Instructions —
**a)** Print the part of the passage on the Fourah Bay College protests starting with "34. Alie Kabba" and going on through "the present day.".
**b)** Proceed with the passage on the Fourah Bay College protests, writing on from its last sentence.

Selected excerpt —
Following a student demonstration in 1984, the Fourah Bay College
campus was closed down for three months and upon resumption of classes,
students had to sign an agreement for re-admission into the university.
This repressive act helped “contain” students and brought relative calm
to campus. Then, in 1985, Alie Kabba, a keen member of several radical
clubs, was returned unopposed as president of FBC student union on a
platform of collective self-advancement that he referred to as
“we-ism”. Kabba’s student union executive made no secret of its
intentions to put its radical leftist ideologies into practice once in
power. The student leadership was constantly at loggerheads with the
university authorities, who perceived Kabba as a subversive firebrand.
32.
Events reached a climax at the end of the second term in 1985 when
students refused to hand in their dormitory keys. The authorities
accused them of planning to bring in Libyan mercenaries to oust the APC
government. The paramilitary SSD, again called in to put the students
in their place, used undue force in restraining the students and
beating them into submission.
33. The SSD’s actions gave rise to
a Freetown-wide demonstration. When the college reopened for the third
semester in April 1985, forty-one students were declared ineligible to
register, among them Alie Kabba. The student union protested against
this decision. The campus demonstration spread to the city centre,
where shops were looted and vehicles burnt down, apparently by
unemployed youths who used the political demonstration of the students
as a chance to wreak havoc and enrich themselves. Such opportunism, to
many differing degrees, would become a constant feature of the conflict
in the 1990s.
34. Alie Kabba and five other students were
arrested and detained for two months, while three lecturers - Cleo
Hancilles, Olu Gordon and Jimmy Kandeh, the original founders of PANAFU
- were summarily dismissed from the university without a proper
explanation or compensation up to the present day.
35. Some of the
expelled students eventually found their way to Ghana and gained
admission into the University of Legon. From Ghana, Alie Kabba made
frequent visits to Guinea and Libya and was also a regular visitor to
the People’s Bureau (as the Libyan embassy was called) in Accra.
According to Olu Gordon:
“The idea of the RUF actually came from
the expelled students from Fourah Bay College, especially Alie Kabba.
And the specific reason why it was called a “united front” was because
they had attempted to draw several organisations into their plan,
including the organisations belonging to the Pan African Union
(PANAFU).’”

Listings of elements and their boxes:

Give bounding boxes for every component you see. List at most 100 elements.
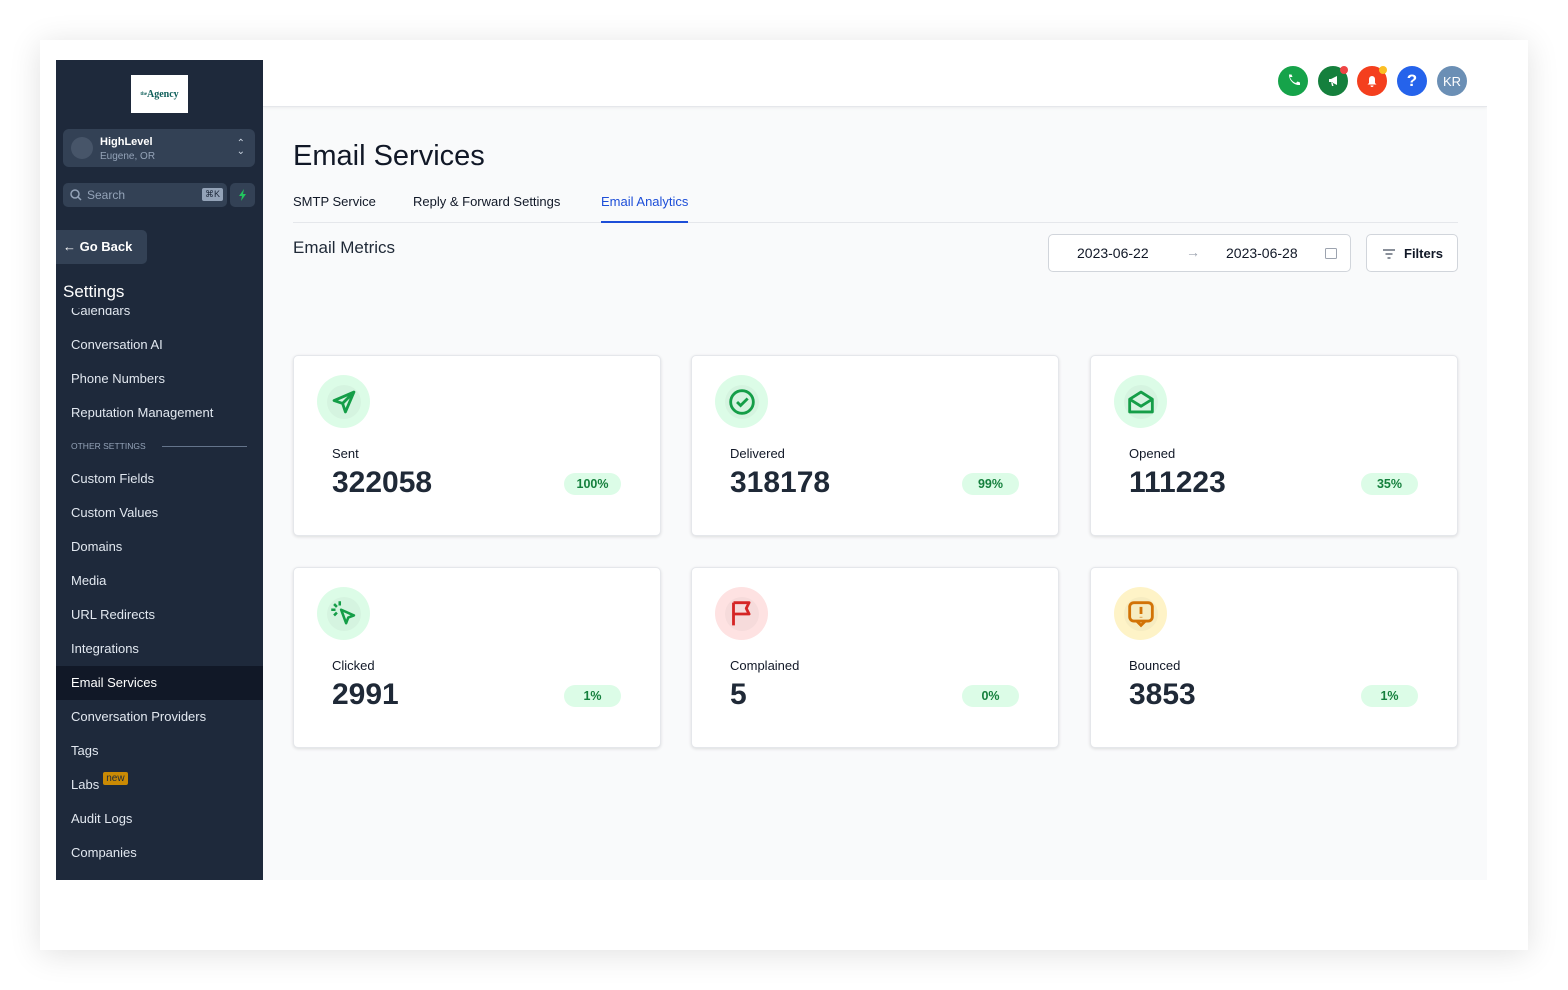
quick-action[interactable] <box>230 183 255 207</box>
nav-badge: new <box>103 772 128 785</box>
metric-icon <box>1114 375 1167 428</box>
logo-name: Agency <box>147 88 179 100</box>
nav-label: Custom Values <box>71 505 159 520</box>
calendar-icon <box>1325 248 1337 259</box>
section-title: Email Metrics <box>293 238 396 257</box>
nav-label: Audit Logs <box>71 811 133 826</box>
nav-item[interactable]: Labs new <box>56 768 263 802</box>
icon-glyph <box>1329 76 1337 86</box>
nav-label: Custom Fields <box>71 471 155 486</box>
icon-glyph <box>326 384 361 419</box>
metric-value: 3853 <box>1129 678 1196 711</box>
nav-item[interactable]: Audit Logs <box>56 802 263 836</box>
go-back-button[interactable]: ← Go Back <box>56 230 147 264</box>
metric-icon <box>317 375 370 428</box>
account-icon <box>71 137 93 159</box>
nav-item[interactable]: Conversation AI <box>56 328 263 362</box>
filter-icon <box>1383 249 1395 259</box>
nav-section: OTHER SETTINGS <box>56 430 263 462</box>
icon-glyph <box>724 384 759 419</box>
search-icon <box>70 189 82 201</box>
nav-item[interactable]: Email Services <box>56 666 263 700</box>
chevrons: ⌃ ⌄ <box>236 138 245 157</box>
icon-glyph <box>1123 384 1158 419</box>
metric-value: 5 <box>730 678 747 711</box>
metric-label: Bounced <box>1129 658 1181 673</box>
nav-item[interactable]: Media <box>56 564 263 598</box>
header-icon[interactable] <box>1357 66 1387 96</box>
metric-label: Opened <box>1129 446 1176 461</box>
logo-prefix: the <box>140 91 147 97</box>
metric-label: Clicked <box>332 658 375 673</box>
sidebar-title: Settings <box>63 282 125 301</box>
metric-label: Sent <box>332 446 359 461</box>
avatar[interactable]: KR <box>1437 66 1467 96</box>
tab[interactable]: Reply & Forward Settings <box>413 194 561 209</box>
nav-item[interactable]: URL Redirects <box>56 598 263 632</box>
nav-item[interactable]: Custom Fields <box>56 462 263 496</box>
help-button[interactable]: ? <box>1397 66 1427 96</box>
filters-label: Filters <box>1404 246 1444 261</box>
nav-label: Conversation AI <box>71 337 163 352</box>
account-switcher[interactable]: HighLevel Eugene, OR ⌃ ⌄ <box>63 129 255 167</box>
nav-item[interactable]: Calendars <box>56 308 263 328</box>
metric-value: 322058 <box>332 466 433 499</box>
go-back-label: Go Back <box>79 239 133 254</box>
app: the Agency HighLevel Eugene, OR ⌃ ⌄ Search… <box>56 60 1487 880</box>
metric-card: Clicked 2991 1% <box>293 567 661 748</box>
notification-dot <box>1340 66 1348 74</box>
search-shortcut: ⌘K <box>201 188 223 201</box>
nav-label: Phone Numbers <box>71 371 165 386</box>
nav-item[interactable]: Companies <box>56 836 263 870</box>
filters-button[interactable]: Filters <box>1366 234 1458 272</box>
search[interactable]: Search ⌘K <box>63 183 227 207</box>
account-location: Eugene, OR <box>100 151 156 162</box>
metric-card: Opened 111223 35% <box>1090 355 1458 536</box>
tab[interactable]: SMTP Service <box>293 194 376 209</box>
metric-percent: 1% <box>564 685 621 707</box>
icon-glyph <box>724 596 759 631</box>
nav-item[interactable]: Domains <box>56 530 263 564</box>
metric-card: Bounced 3853 1% <box>1090 567 1458 748</box>
metric-icon <box>1114 587 1167 640</box>
search-placeholder: Search <box>87 188 126 202</box>
nav-item[interactable]: Tags <box>56 734 263 768</box>
icon-glyph <box>1367 76 1377 87</box>
header-icon[interactable] <box>1318 66 1348 96</box>
nav-item[interactable]: Phone Numbers <box>56 362 263 396</box>
metric-percent: 0% <box>962 685 1019 707</box>
metric-icon <box>715 587 768 640</box>
nav-item[interactable]: Integrations <box>56 632 263 666</box>
metric-label: Delivered <box>730 446 785 461</box>
sidebar: the Agency HighLevel Eugene, OR ⌃ ⌄ Search… <box>56 60 263 880</box>
tab[interactable]: Email Analytics <box>601 194 689 223</box>
metric-value: 318178 <box>730 466 831 499</box>
nav-label: Email Services <box>71 675 157 690</box>
nav-label: Companies <box>71 845 137 860</box>
metric-card: Complained 5 0% <box>691 567 1059 748</box>
header-icon[interactable] <box>1278 66 1308 96</box>
icon-glyph <box>1123 596 1158 631</box>
metric-label: Complained <box>730 658 800 673</box>
topbar: ? KR <box>263 60 1487 107</box>
page-title: Email Services <box>293 140 485 172</box>
nav-label: Integrations <box>71 641 139 656</box>
metric-value: 111223 <box>1129 466 1226 499</box>
nav-label: Media <box>71 573 107 588</box>
nav-list: Calendars Conversation AI Phone Numbers Rep… <box>56 308 263 870</box>
date-range[interactable]: 2023-06-22 → 2023-06-28 <box>1048 234 1351 272</box>
nav-label: URL Redirects <box>71 607 156 622</box>
nav-label: Conversation Providers <box>71 709 207 724</box>
bolt-icon <box>239 189 246 201</box>
nav-item[interactable]: Reputation Management <box>56 396 263 430</box>
arrow: → <box>1186 244 1200 260</box>
nav: Calendars Conversation AI Phone Numbers Rep… <box>56 308 263 880</box>
account-name: HighLevel <box>100 136 153 148</box>
nav-item[interactable]: Custom Values <box>56 496 263 530</box>
nav-item[interactable]: Conversation Providers <box>56 700 263 734</box>
metric-percent: 99% <box>962 473 1019 495</box>
notification-dot <box>1379 66 1387 74</box>
icon-glyph <box>326 596 361 631</box>
metric-value: 2991 <box>332 678 399 711</box>
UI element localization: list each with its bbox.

Results by task —
**a)**
34. Alie Kabba and five other students were
arrested and detained for two months, while three lecturers - Cleo
Hancilles, Olu Gordon and Jimmy Kandeh, the original founders of PANAFU
- were summarily dismissed from the university without a proper
explanation or compensation up to the present day.

**b)**
36. Other witnesses, who were part of PANAFU, as
well as some members of the RUF, have challenged the veracity of this
testimony. Indeed, Gordon’s account is not entirely accurate, since
Alie Kabba’s umbrella idea went by a different name altogether - the
Popular Democratic Front, with the acronym PDF - and had a non-violent
agenda for change at its heart. RUF members further pointed out that at
the time the students were in Libya, no name had been chosen for the
movement they joined. The name RUF was coined by others in Libya and
had no direct connection to PANAFU, which had by that time become
detached from the revolutionary project.
Divergence of Youths and the Spiral into Violent Rebellion
37.
The exiled students raised the idea with PANAFU in Freetown of sending
members of their revolutionary “cells” in the city to undertake
training programmes in Libya. Four trainees nominated by PANAFU left
for Libya during the rainy season of 1987. By the time they returned in
1988, leading members of PANAFU were no longer committed to the
revolutionary project, which led to a split in the movement. One group
went underground and carried on planning for new batches of trainees,
recruiting mainly marginalised youths from the city.
38.
PANAFU’s withdrawal from the revolutionary project starved it of
ideologically educated youths and turned it into what one writer has
described as:
“an individual enterprise… any man (no attempt was
made to recruit women) who felt the urge to acquire insurgency training
in the service of the “revolution” [could join up]… This inevitably
opened the way for the recruitment of lumpens.”
39. Alie Kabba
had assumed the position of co-ordinator of the “revolution” because of
his pre-existing links with Libya. Many trainees were opposed to
Kabba’s leadership, though. They objected to his personal refusal to
undergo military training. They also accused him and his friends in
Ghana of “sitting on millions of dollars” and benefiting from their
recruitment for training in Libya. By the time Kabba left Ghana for
Libya, most of the trainees had revolted. The bulk of them had returned
to Sierra Leone by 1989 or 1990 and never assumed roles in the RUF
movement, or indeed in any of the factions that fought in the conflict.
40.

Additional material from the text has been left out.